The problem: Count how many lines include "this" and answer with that number only.

Material provided:
--- start ---

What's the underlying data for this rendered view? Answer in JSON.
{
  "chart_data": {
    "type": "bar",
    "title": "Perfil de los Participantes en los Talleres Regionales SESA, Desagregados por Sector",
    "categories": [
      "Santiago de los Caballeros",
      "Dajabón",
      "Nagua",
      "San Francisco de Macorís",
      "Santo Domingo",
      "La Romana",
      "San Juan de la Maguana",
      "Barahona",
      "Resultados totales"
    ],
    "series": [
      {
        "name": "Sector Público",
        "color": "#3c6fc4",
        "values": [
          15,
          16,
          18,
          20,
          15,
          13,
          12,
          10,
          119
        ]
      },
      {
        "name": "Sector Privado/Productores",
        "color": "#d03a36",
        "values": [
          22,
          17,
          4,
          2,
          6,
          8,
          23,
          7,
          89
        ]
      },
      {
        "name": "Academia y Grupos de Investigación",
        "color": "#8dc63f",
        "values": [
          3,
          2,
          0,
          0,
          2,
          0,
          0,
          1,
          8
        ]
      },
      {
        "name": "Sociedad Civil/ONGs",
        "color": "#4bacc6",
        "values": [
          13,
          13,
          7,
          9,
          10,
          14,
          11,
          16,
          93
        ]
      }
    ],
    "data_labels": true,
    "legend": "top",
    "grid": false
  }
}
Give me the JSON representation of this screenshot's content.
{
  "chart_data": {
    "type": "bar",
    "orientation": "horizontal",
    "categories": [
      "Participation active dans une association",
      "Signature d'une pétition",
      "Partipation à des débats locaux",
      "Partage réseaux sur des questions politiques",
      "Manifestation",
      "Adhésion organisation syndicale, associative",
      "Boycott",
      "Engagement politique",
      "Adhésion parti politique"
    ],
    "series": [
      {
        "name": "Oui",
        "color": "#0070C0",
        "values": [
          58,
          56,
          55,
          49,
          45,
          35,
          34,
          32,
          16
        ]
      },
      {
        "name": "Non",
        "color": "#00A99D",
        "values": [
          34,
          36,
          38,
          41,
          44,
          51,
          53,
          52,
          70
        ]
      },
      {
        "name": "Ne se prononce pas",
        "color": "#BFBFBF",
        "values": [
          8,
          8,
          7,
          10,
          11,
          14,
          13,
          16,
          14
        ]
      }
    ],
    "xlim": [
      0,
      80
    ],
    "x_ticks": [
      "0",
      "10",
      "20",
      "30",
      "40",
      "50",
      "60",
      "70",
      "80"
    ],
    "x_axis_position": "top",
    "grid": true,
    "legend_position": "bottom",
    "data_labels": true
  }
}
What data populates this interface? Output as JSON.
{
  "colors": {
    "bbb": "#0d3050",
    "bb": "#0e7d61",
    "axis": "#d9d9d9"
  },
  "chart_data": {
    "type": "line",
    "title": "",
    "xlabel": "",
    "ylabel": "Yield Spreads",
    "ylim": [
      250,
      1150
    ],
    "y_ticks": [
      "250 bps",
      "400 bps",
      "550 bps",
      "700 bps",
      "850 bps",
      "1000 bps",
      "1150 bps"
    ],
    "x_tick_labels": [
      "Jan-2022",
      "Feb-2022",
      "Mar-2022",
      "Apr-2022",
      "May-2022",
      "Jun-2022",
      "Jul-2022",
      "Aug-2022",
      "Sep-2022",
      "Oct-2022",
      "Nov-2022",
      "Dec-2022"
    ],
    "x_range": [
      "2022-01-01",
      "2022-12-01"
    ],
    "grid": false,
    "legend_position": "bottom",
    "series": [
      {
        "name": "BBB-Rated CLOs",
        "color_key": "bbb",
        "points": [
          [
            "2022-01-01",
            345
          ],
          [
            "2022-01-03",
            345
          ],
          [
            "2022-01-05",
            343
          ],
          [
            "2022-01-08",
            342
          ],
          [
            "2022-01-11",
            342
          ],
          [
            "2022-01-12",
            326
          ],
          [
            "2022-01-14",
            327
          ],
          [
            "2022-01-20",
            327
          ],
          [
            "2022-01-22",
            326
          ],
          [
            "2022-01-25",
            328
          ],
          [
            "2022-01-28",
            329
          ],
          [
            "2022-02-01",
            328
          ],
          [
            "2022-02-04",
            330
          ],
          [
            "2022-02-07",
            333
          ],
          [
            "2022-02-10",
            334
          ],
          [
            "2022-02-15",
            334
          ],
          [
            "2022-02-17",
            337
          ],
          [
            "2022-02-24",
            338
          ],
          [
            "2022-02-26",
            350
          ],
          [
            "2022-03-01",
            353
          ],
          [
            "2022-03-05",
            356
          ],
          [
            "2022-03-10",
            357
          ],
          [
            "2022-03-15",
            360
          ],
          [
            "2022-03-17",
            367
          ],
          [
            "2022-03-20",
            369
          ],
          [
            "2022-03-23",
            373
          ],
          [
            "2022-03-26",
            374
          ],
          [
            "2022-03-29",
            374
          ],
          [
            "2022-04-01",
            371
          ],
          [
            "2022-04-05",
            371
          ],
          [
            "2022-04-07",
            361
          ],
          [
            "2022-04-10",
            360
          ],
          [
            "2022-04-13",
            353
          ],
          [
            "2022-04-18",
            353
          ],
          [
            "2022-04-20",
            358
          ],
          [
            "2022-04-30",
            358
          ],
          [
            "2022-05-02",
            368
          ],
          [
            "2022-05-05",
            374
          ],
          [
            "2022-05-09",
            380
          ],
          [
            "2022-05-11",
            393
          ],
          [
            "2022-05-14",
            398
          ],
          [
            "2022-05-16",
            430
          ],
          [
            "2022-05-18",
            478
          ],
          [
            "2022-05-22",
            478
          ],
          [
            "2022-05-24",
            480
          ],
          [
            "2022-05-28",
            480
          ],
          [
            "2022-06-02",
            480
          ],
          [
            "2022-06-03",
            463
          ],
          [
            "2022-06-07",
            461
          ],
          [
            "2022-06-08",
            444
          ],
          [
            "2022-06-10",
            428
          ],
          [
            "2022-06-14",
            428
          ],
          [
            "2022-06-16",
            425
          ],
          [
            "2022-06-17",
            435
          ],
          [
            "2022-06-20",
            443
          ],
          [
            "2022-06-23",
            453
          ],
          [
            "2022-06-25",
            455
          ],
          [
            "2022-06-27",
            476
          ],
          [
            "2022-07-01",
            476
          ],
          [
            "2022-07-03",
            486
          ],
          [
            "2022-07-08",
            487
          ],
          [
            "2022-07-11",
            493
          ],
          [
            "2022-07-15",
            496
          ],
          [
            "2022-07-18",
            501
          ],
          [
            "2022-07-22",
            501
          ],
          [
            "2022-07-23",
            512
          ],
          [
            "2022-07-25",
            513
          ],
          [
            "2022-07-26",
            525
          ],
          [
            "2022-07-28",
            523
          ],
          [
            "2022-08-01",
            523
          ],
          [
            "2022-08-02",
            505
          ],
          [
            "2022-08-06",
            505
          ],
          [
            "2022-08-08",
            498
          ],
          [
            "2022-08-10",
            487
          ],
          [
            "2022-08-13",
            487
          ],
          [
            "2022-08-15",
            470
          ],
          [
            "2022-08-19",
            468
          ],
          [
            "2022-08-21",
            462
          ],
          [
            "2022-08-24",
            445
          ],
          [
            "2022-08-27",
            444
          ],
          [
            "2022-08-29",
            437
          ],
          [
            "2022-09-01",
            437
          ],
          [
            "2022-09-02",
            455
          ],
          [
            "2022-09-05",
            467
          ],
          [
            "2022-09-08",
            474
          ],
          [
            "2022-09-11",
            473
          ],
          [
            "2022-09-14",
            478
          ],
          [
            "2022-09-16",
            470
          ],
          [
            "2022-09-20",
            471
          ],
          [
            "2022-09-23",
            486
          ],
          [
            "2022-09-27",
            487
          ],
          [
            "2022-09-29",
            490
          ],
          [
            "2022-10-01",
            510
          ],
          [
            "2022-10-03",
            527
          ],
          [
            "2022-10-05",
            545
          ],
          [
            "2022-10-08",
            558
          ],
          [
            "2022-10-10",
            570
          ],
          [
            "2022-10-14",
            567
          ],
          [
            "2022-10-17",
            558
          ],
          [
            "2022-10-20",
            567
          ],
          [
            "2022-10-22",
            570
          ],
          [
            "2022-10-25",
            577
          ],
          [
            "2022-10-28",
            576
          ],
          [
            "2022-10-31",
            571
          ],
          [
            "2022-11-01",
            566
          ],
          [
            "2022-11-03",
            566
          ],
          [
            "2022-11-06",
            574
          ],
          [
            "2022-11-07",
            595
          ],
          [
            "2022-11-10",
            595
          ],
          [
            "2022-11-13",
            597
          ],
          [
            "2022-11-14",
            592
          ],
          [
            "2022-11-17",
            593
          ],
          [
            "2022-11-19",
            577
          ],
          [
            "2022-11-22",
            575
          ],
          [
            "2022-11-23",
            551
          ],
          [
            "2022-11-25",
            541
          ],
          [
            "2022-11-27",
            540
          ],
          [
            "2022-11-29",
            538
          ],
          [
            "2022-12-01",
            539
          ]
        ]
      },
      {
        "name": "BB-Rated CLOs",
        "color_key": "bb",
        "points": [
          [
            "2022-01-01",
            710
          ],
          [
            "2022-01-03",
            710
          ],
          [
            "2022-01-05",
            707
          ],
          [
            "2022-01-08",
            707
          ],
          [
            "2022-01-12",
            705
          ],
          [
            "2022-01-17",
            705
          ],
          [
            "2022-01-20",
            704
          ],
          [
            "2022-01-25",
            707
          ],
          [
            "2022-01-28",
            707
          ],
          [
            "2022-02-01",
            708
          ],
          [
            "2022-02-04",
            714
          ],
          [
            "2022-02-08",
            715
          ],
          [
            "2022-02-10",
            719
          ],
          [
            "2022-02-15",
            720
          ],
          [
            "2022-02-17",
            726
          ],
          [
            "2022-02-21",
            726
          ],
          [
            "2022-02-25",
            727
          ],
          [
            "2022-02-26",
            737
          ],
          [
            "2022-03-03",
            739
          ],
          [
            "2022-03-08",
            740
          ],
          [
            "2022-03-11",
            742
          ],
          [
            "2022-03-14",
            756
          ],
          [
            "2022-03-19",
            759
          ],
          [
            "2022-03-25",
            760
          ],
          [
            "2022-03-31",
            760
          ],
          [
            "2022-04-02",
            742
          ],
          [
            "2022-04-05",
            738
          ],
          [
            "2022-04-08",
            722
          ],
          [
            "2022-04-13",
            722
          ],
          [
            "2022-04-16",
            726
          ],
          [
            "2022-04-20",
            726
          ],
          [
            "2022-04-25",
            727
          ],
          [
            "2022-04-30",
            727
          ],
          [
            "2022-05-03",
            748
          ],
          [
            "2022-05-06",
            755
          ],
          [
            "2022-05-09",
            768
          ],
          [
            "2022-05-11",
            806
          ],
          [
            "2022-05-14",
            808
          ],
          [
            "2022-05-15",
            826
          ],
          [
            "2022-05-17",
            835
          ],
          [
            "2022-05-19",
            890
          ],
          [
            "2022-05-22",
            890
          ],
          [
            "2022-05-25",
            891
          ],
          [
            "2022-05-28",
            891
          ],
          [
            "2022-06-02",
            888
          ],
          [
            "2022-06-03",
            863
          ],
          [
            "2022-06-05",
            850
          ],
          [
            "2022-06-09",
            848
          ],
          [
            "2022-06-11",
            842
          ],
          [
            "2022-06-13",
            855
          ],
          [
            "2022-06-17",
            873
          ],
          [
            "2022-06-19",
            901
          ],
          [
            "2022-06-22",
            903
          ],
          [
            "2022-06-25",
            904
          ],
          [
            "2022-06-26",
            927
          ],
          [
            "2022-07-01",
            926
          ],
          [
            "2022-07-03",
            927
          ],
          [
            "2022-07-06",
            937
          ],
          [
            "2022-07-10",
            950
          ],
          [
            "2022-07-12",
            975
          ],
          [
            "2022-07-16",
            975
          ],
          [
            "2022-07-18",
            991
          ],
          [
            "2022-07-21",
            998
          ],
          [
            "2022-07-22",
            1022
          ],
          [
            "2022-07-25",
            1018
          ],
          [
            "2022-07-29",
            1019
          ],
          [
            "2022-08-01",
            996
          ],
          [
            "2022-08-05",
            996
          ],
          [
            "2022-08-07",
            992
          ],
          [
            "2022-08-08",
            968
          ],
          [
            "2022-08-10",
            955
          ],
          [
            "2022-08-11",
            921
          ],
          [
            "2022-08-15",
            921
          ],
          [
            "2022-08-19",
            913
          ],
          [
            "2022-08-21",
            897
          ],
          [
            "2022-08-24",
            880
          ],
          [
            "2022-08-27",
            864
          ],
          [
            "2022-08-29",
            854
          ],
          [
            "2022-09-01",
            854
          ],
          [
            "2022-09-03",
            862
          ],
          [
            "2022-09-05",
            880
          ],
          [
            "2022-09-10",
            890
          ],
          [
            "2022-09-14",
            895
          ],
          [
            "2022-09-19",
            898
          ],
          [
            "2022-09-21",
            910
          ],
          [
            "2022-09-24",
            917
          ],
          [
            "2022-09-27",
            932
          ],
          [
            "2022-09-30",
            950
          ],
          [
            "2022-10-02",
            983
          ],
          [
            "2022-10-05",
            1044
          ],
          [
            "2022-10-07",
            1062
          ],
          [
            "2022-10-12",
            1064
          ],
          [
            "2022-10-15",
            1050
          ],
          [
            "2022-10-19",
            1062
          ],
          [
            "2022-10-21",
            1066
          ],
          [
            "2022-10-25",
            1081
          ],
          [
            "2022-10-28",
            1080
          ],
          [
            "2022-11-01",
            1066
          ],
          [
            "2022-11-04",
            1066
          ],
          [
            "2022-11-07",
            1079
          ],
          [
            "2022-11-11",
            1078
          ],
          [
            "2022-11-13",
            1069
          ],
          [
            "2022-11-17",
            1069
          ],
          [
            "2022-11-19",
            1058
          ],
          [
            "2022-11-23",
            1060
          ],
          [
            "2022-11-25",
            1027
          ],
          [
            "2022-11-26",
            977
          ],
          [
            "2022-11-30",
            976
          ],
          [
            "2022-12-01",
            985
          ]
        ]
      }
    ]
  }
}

--- end ---

Answer for the task: 3